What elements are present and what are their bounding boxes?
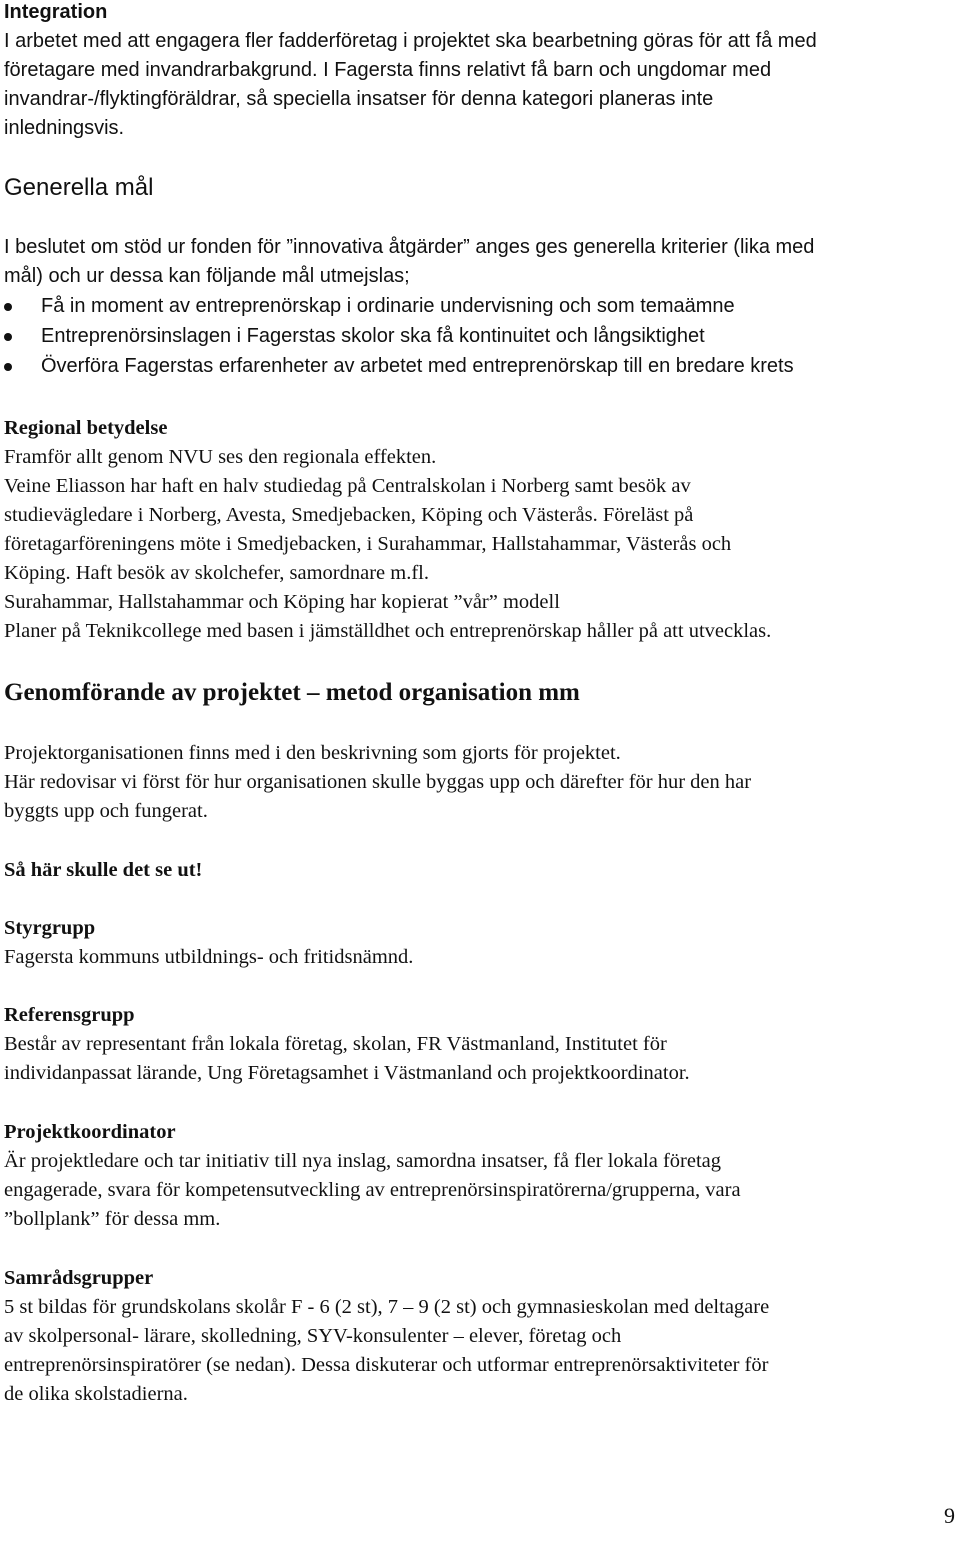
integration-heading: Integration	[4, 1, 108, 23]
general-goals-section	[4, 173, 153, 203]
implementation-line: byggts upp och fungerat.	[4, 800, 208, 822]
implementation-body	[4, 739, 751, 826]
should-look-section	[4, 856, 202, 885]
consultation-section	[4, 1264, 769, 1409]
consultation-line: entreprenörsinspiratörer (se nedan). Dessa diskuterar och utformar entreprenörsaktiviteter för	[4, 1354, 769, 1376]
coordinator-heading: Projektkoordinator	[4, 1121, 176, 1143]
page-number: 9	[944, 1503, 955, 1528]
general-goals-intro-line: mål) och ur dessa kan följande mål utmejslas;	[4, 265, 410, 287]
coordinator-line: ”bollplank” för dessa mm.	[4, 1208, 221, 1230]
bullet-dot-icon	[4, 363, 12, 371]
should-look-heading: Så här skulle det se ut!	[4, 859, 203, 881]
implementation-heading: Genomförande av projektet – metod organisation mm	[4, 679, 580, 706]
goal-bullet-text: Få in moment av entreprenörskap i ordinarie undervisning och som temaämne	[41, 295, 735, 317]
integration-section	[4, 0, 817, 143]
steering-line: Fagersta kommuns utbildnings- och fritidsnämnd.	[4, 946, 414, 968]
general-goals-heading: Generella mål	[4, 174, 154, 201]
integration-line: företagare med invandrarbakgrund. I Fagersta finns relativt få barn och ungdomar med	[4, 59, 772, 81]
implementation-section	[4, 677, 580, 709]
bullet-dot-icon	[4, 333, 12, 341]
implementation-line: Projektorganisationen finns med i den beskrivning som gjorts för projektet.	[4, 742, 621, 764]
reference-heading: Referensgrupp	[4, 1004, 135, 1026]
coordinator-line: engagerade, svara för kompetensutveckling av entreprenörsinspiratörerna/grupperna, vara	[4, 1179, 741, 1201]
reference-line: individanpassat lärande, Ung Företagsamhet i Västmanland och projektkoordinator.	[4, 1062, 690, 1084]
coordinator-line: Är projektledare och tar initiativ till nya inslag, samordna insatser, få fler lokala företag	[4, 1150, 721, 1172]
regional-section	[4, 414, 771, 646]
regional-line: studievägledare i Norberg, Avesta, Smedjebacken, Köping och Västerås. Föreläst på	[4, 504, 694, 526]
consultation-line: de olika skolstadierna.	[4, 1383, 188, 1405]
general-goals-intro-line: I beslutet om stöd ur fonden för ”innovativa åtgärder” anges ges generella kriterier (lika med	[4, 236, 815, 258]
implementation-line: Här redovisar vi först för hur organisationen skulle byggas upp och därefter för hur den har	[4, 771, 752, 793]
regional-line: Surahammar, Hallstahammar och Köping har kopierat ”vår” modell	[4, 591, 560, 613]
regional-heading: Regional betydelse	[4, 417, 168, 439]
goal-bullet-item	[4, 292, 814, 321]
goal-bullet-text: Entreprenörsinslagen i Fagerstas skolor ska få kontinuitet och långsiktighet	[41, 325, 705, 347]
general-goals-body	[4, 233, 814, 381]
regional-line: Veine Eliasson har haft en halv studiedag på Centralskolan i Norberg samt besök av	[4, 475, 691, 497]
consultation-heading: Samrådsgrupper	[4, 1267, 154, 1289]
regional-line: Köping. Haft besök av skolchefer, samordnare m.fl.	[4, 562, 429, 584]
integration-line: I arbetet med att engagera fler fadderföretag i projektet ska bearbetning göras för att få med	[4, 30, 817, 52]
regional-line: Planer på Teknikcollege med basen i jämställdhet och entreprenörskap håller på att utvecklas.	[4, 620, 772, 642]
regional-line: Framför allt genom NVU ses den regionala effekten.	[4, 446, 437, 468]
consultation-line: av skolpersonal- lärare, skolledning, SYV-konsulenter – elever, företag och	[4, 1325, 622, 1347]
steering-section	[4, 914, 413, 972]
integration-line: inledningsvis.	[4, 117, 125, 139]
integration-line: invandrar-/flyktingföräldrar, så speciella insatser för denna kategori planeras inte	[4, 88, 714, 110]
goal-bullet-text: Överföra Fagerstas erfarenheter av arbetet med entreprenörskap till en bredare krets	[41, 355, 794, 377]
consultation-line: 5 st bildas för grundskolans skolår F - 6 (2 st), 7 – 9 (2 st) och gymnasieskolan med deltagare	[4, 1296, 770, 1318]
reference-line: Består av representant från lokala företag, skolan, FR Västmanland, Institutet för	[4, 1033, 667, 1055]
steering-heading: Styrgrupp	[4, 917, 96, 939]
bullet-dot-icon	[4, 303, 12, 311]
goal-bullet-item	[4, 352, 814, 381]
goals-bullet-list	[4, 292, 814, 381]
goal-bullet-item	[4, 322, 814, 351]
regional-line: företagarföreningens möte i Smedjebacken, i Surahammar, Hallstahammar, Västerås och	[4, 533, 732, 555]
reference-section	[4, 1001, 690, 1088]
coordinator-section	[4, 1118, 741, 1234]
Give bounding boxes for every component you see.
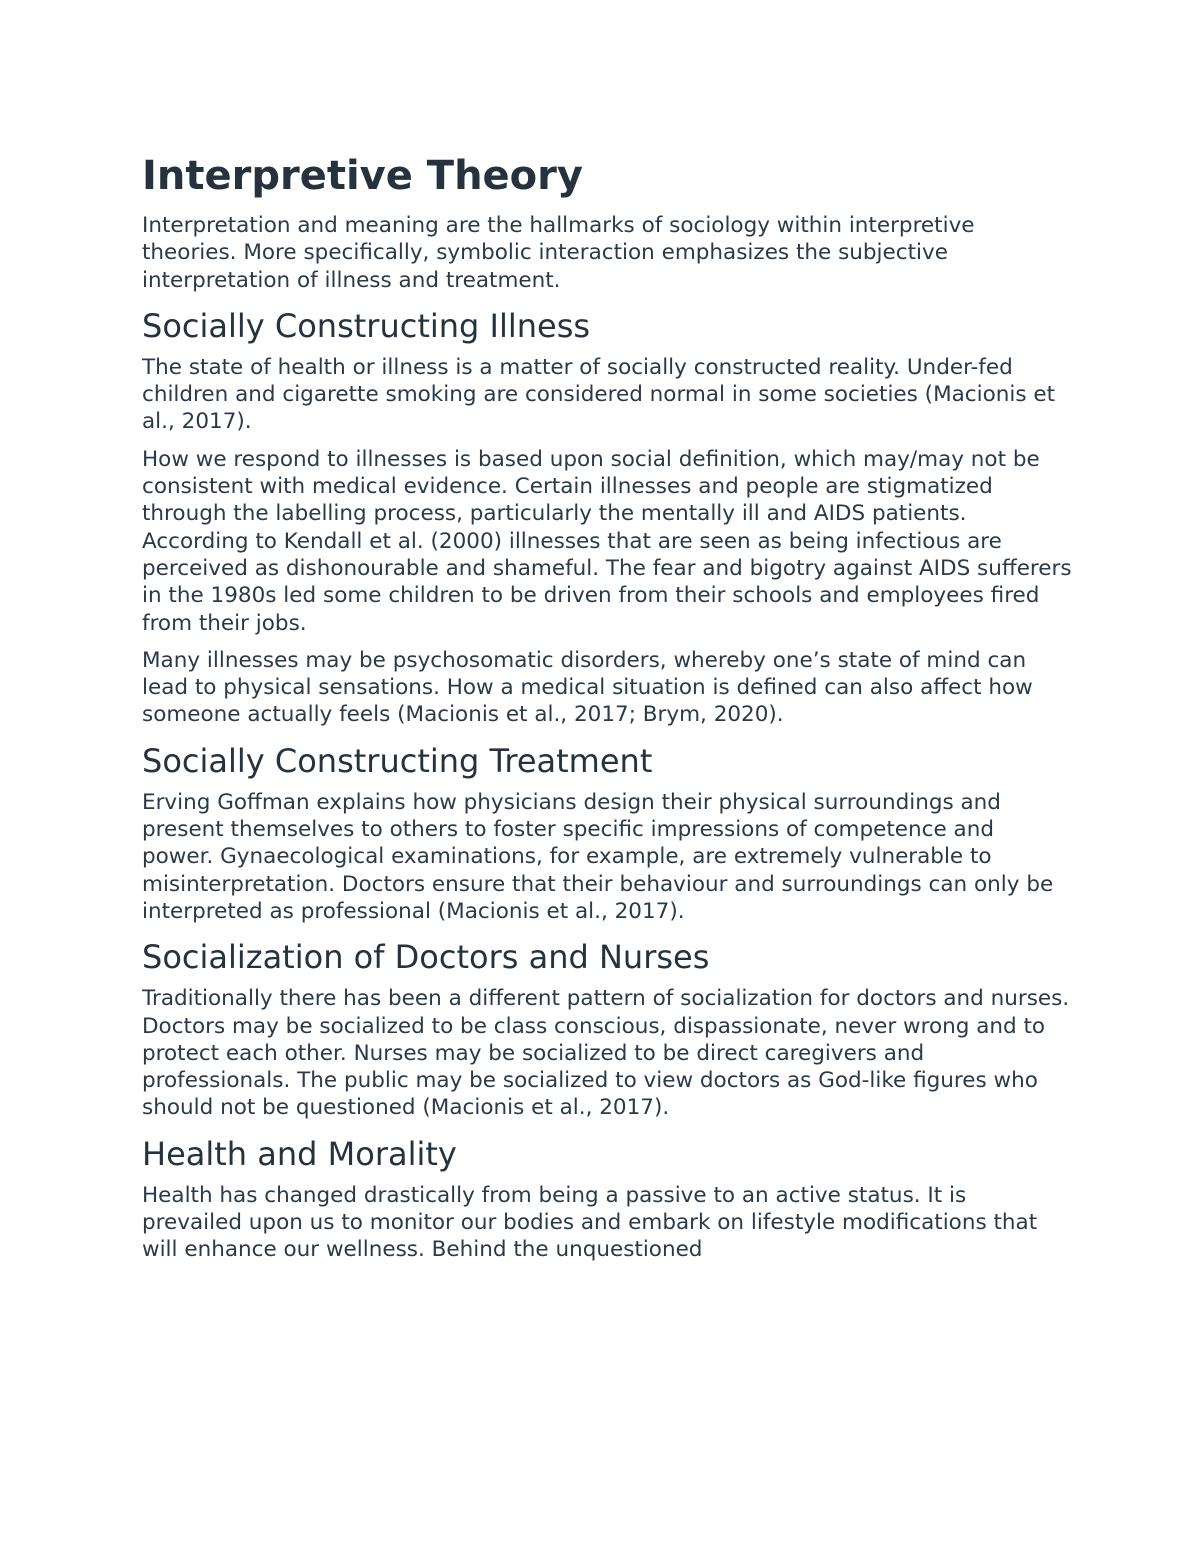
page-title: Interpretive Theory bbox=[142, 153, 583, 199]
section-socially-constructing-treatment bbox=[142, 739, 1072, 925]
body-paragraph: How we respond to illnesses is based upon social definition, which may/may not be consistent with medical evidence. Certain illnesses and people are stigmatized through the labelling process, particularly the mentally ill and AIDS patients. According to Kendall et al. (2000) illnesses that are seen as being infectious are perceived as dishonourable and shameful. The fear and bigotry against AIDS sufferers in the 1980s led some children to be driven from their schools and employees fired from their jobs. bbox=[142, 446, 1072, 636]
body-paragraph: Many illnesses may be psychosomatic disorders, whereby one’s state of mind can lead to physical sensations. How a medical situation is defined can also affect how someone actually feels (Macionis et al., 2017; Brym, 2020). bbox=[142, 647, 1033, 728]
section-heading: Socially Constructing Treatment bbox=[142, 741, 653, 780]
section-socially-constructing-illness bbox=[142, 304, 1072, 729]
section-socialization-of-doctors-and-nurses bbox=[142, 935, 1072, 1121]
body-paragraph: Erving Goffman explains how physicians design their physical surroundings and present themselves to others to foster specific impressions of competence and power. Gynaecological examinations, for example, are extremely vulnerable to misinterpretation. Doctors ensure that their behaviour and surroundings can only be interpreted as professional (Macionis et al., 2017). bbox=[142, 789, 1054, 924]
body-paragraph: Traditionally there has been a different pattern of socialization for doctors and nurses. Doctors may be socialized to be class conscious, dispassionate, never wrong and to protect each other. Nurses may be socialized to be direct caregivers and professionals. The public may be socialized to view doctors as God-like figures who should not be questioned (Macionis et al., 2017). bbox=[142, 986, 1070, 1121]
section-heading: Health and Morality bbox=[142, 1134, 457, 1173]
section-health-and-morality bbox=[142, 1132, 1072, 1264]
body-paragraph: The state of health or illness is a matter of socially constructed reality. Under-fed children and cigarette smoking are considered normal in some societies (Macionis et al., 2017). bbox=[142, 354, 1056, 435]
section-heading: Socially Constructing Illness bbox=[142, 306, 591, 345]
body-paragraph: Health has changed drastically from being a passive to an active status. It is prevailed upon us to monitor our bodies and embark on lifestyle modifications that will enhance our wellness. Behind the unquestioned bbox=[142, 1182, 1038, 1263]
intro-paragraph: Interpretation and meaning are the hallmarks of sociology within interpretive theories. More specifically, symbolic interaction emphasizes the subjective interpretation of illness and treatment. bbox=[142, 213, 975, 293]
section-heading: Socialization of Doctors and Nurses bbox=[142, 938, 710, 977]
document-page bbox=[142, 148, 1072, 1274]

**DIRECTIONS**
The data above must be written out again word for word, without its pictures.

**RESPONSE FOR THIS EXERCISE**
What elements are present and what are their bounding boxes?
integration-heading: Integration	[4, 1, 108, 23]
general-goals-section	[4, 173, 153, 203]
implementation-line: byggts upp och fungerat.	[4, 800, 208, 822]
implementation-body	[4, 739, 751, 826]
should-look-section	[4, 856, 202, 885]
consultation-section	[4, 1264, 769, 1409]
consultation-line: entreprenörsinspiratörer (se nedan). Dessa diskuterar och utformar entreprenörsaktiviteter för	[4, 1354, 769, 1376]
coordinator-heading: Projektkoordinator	[4, 1121, 176, 1143]
page-number: 9	[944, 1503, 955, 1528]
general-goals-intro-line: mål) och ur dessa kan följande mål utmejslas;	[4, 265, 410, 287]
coordinator-line: ”bollplank” för dessa mm.	[4, 1208, 221, 1230]
bullet-dot-icon	[4, 363, 12, 371]
should-look-heading: Så här skulle det se ut!	[4, 859, 203, 881]
implementation-heading: Genomförande av projektet – metod organisation mm	[4, 679, 580, 706]
goal-bullet-text: Få in moment av entreprenörskap i ordinarie undervisning och som temaämne	[41, 295, 735, 317]
integration-section	[4, 0, 817, 143]
steering-line: Fagersta kommuns utbildnings- och fritidsnämnd.	[4, 946, 414, 968]
general-goals-heading: Generella mål	[4, 174, 154, 201]
integration-line: företagare med invandrarbakgrund. I Fagersta finns relativt få barn och ungdomar med	[4, 59, 772, 81]
implementation-section	[4, 677, 580, 709]
bullet-dot-icon	[4, 333, 12, 341]
implementation-line: Projektorganisationen finns med i den beskrivning som gjorts för projektet.	[4, 742, 621, 764]
reference-heading: Referensgrupp	[4, 1004, 135, 1026]
coordinator-line: engagerade, svara för kompetensutveckling av entreprenörsinspiratörerna/grupperna, vara	[4, 1179, 741, 1201]
reference-line: individanpassat lärande, Ung Företagsamhet i Västmanland och projektkoordinator.	[4, 1062, 690, 1084]
coordinator-line: Är projektledare och tar initiativ till nya inslag, samordna insatser, få fler lokala företag	[4, 1150, 721, 1172]
regional-section	[4, 414, 771, 646]
regional-line: studievägledare i Norberg, Avesta, Smedjebacken, Köping och Västerås. Föreläst på	[4, 504, 694, 526]
consultation-line: de olika skolstadierna.	[4, 1383, 188, 1405]
general-goals-intro-line: I beslutet om stöd ur fonden för ”innovativa åtgärder” anges ges generella kriterier (lika med	[4, 236, 815, 258]
implementation-line: Här redovisar vi först för hur organisationen skulle byggas upp och därefter för hur den har	[4, 771, 752, 793]
regional-line: Surahammar, Hallstahammar och Köping har kopierat ”vår” modell	[4, 591, 560, 613]
regional-heading: Regional betydelse	[4, 417, 168, 439]
goal-bullet-item	[4, 292, 814, 321]
goal-bullet-text: Entreprenörsinslagen i Fagerstas skolor ska få kontinuitet och långsiktighet	[41, 325, 705, 347]
general-goals-body	[4, 233, 814, 381]
regional-line: Veine Eliasson har haft en halv studiedag på Centralskolan i Norberg samt besök av	[4, 475, 691, 497]
consultation-heading: Samrådsgrupper	[4, 1267, 154, 1289]
regional-line: Köping. Haft besök av skolchefer, samordnare m.fl.	[4, 562, 429, 584]
integration-line: I arbetet med att engagera fler fadderföretag i projektet ska bearbetning göras för att få med	[4, 30, 817, 52]
regional-line: Planer på Teknikcollege med basen i jämställdhet och entreprenörskap håller på att utvecklas.	[4, 620, 772, 642]
regional-line: Framför allt genom NVU ses den regionala effekten.	[4, 446, 437, 468]
consultation-line: av skolpersonal- lärare, skolledning, SYV-konsulenter – elever, företag och	[4, 1325, 622, 1347]
steering-section	[4, 914, 413, 972]
integration-line: inledningsvis.	[4, 117, 125, 139]
integration-line: invandrar-/flyktingföräldrar, så speciella insatser för denna kategori planeras inte	[4, 88, 714, 110]
goal-bullet-text: Överföra Fagerstas erfarenheter av arbetet med entreprenörskap till en bredare krets	[41, 355, 794, 377]
consultation-line: 5 st bildas för grundskolans skolår F - 6 (2 st), 7 – 9 (2 st) och gymnasieskolan med deltagare	[4, 1296, 770, 1318]
reference-line: Består av representant från lokala företag, skolan, FR Västmanland, Institutet för	[4, 1033, 667, 1055]
steering-heading: Styrgrupp	[4, 917, 96, 939]
bullet-dot-icon	[4, 303, 12, 311]
goal-bullet-item	[4, 352, 814, 381]
goals-bullet-list	[4, 292, 814, 381]
goal-bullet-item	[4, 322, 814, 351]
regional-line: företagarföreningens möte i Smedjebacken, i Surahammar, Hallstahammar, Västerås och	[4, 533, 732, 555]
reference-section	[4, 1001, 690, 1088]
coordinator-section	[4, 1118, 741, 1234]
Give bounding boxes for every component you see.
page-title: Interpretive Theory bbox=[142, 153, 583, 199]
section-socially-constructing-treatment bbox=[142, 739, 1072, 925]
body-paragraph: How we respond to illnesses is based upon social definition, which may/may not be consistent with medical evidence. Certain illnesses and people are stigmatized through the labelling process, particularly the mentally ill and AIDS patients. According to Kendall et al. (2000) illnesses that are seen as being infectious are perceived as dishonourable and shameful. The fear and bigotry against AIDS sufferers in the 1980s led some children to be driven from their schools and employees fired from their jobs. bbox=[142, 446, 1072, 636]
body-paragraph: Many illnesses may be psychosomatic disorders, whereby one’s state of mind can lead to physical sensations. How a medical situation is defined can also affect how someone actually feels (Macionis et al., 2017; Brym, 2020). bbox=[142, 647, 1033, 728]
section-heading: Socially Constructing Treatment bbox=[142, 741, 653, 780]
section-socially-constructing-illness bbox=[142, 304, 1072, 729]
section-socialization-of-doctors-and-nurses bbox=[142, 935, 1072, 1121]
body-paragraph: Erving Goffman explains how physicians design their physical surroundings and present themselves to others to foster specific impressions of competence and power. Gynaecological examinations, for example, are extremely vulnerable to misinterpretation. Doctors ensure that their behaviour and surroundings can only be interpreted as professional (Macionis et al., 2017). bbox=[142, 789, 1054, 924]
body-paragraph: Traditionally there has been a different pattern of socialization for doctors and nurses. Doctors may be socialized to be class conscious, dispassionate, never wrong and to protect each other. Nurses may be socialized to be direct caregivers and professionals. The public may be socialized to view doctors as God-like figures who should not be questioned (Macionis et al., 2017). bbox=[142, 986, 1070, 1121]
section-heading: Health and Morality bbox=[142, 1134, 457, 1173]
section-health-and-morality bbox=[142, 1132, 1072, 1264]
body-paragraph: The state of health or illness is a matter of socially constructed reality. Under-fed children and cigarette smoking are considered normal in some societies (Macionis et al., 2017). bbox=[142, 354, 1056, 435]
section-heading: Socially Constructing Illness bbox=[142, 306, 591, 345]
body-paragraph: Health has changed drastically from being a passive to an active status. It is prevailed upon us to monitor our bodies and embark on lifestyle modifications that will enhance our wellness. Behind the unquestioned bbox=[142, 1182, 1038, 1263]
intro-paragraph: Interpretation and meaning are the hallmarks of sociology within interpretive theories. More specifically, symbolic interaction emphasizes the subjective interpretation of illness and treatment. bbox=[142, 213, 975, 293]
section-heading: Socialization of Doctors and Nurses bbox=[142, 938, 710, 977]
document-page bbox=[142, 148, 1072, 1274]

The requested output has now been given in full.